## start Extracted information

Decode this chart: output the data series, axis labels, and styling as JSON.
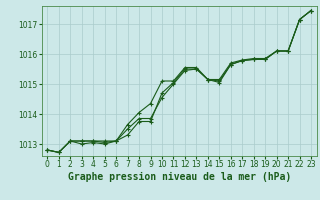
{
  "title": "Graphe pression niveau de la mer (hPa)",
  "bg_color": "#cce8e8",
  "grid_color": "#aacccc",
  "line_color": "#1a5c1a",
  "spine_color": "#4a8a4a",
  "xlim": [
    -0.5,
    23.5
  ],
  "ylim": [
    1012.6,
    1017.6
  ],
  "yticks": [
    1013,
    1014,
    1015,
    1016,
    1017
  ],
  "xticks": [
    0,
    1,
    2,
    3,
    4,
    5,
    6,
    7,
    8,
    9,
    10,
    11,
    12,
    13,
    14,
    15,
    16,
    17,
    18,
    19,
    20,
    21,
    22,
    23
  ],
  "series1": [
    1012.8,
    1012.72,
    1013.1,
    1013.1,
    1013.1,
    1013.1,
    1013.1,
    1013.65,
    1014.05,
    1014.35,
    1015.1,
    1015.1,
    1015.55,
    1015.55,
    1015.15,
    1015.15,
    1015.7,
    1015.8,
    1015.85,
    1015.85,
    1016.1,
    1016.1,
    1017.15,
    1017.45
  ],
  "series2": [
    1012.8,
    1012.72,
    1013.1,
    1013.1,
    1013.1,
    1013.05,
    1013.1,
    1013.3,
    1013.75,
    1013.75,
    1014.7,
    1015.05,
    1015.5,
    1015.5,
    1015.15,
    1015.1,
    1015.65,
    1015.78,
    1015.82,
    1015.82,
    1016.1,
    1016.1,
    1017.15,
    1017.45
  ],
  "series3": [
    1012.8,
    1012.72,
    1013.1,
    1013.0,
    1013.05,
    1013.0,
    1013.1,
    1013.5,
    1013.85,
    1013.85,
    1014.55,
    1015.0,
    1015.45,
    1015.5,
    1015.15,
    1015.05,
    1015.65,
    1015.78,
    1015.82,
    1015.82,
    1016.1,
    1016.1,
    1017.15,
    1017.45
  ],
  "ylabel_fontsize": 6,
  "xlabel_fontsize": 7,
  "tick_fontsize": 5.5
}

## end Extracted information

All of the data needs repeating exactly, but the pictures do not.

Decode this chart: output the data series, axis labels, and styling as JSON.
{
  "title": "Graphe pression niveau de la mer (hPa)",
  "bg_color": "#cce8e8",
  "grid_color": "#aacccc",
  "line_color": "#1a5c1a",
  "spine_color": "#4a8a4a",
  "xlim": [
    -0.5,
    23.5
  ],
  "ylim": [
    1012.6,
    1017.6
  ],
  "yticks": [
    1013,
    1014,
    1015,
    1016,
    1017
  ],
  "xticks": [
    0,
    1,
    2,
    3,
    4,
    5,
    6,
    7,
    8,
    9,
    10,
    11,
    12,
    13,
    14,
    15,
    16,
    17,
    18,
    19,
    20,
    21,
    22,
    23
  ],
  "series1": [
    1012.8,
    1012.72,
    1013.1,
    1013.1,
    1013.1,
    1013.1,
    1013.1,
    1013.65,
    1014.05,
    1014.35,
    1015.1,
    1015.1,
    1015.55,
    1015.55,
    1015.15,
    1015.15,
    1015.7,
    1015.8,
    1015.85,
    1015.85,
    1016.1,
    1016.1,
    1017.15,
    1017.45
  ],
  "series2": [
    1012.8,
    1012.72,
    1013.1,
    1013.1,
    1013.1,
    1013.05,
    1013.1,
    1013.3,
    1013.75,
    1013.75,
    1014.7,
    1015.05,
    1015.5,
    1015.5,
    1015.15,
    1015.1,
    1015.65,
    1015.78,
    1015.82,
    1015.82,
    1016.1,
    1016.1,
    1017.15,
    1017.45
  ],
  "series3": [
    1012.8,
    1012.72,
    1013.1,
    1013.0,
    1013.05,
    1013.0,
    1013.1,
    1013.5,
    1013.85,
    1013.85,
    1014.55,
    1015.0,
    1015.45,
    1015.5,
    1015.15,
    1015.05,
    1015.65,
    1015.78,
    1015.82,
    1015.82,
    1016.1,
    1016.1,
    1017.15,
    1017.45
  ],
  "ylabel_fontsize": 6,
  "xlabel_fontsize": 7,
  "tick_fontsize": 5.5
}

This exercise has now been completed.